**TASK OBJECTIVE**:
Check each line of the material below, and copy it if it holds the string "disagree".

**Source data**:
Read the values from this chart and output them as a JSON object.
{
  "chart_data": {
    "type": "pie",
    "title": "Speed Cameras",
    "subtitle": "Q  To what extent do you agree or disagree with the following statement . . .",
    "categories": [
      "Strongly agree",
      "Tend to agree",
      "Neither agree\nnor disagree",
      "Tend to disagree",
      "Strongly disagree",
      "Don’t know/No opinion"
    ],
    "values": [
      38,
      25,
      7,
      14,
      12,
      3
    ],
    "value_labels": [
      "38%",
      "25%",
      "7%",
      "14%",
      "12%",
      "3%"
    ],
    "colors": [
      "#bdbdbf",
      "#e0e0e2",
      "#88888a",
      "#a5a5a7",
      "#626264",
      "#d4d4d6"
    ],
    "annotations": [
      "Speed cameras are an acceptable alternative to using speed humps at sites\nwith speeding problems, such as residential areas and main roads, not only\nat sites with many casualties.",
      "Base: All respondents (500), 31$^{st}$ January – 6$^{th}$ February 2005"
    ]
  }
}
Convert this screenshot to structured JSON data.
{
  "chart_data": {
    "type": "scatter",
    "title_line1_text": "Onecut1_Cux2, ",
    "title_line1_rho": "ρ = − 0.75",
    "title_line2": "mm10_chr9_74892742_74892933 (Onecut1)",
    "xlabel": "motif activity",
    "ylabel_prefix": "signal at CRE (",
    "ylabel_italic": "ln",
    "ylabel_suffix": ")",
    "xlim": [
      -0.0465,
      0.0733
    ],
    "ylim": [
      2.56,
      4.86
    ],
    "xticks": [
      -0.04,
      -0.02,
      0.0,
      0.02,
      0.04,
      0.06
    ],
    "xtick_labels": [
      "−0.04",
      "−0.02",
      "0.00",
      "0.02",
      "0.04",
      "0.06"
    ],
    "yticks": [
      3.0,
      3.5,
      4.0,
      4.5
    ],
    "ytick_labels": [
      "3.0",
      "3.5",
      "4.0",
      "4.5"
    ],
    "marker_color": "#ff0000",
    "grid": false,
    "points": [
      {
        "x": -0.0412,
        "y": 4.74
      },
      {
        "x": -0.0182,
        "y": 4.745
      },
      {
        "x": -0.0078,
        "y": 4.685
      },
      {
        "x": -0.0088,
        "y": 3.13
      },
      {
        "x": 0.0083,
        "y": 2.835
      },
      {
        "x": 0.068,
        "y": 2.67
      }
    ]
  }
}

**SOLVED EXERCISE**:
    "subtitle": "Q  To what extent do you agree or disagree with the following statement . . .",
      "Neither agree\nnor disagree",
      "Tend to disagree",
      "Strongly disagree",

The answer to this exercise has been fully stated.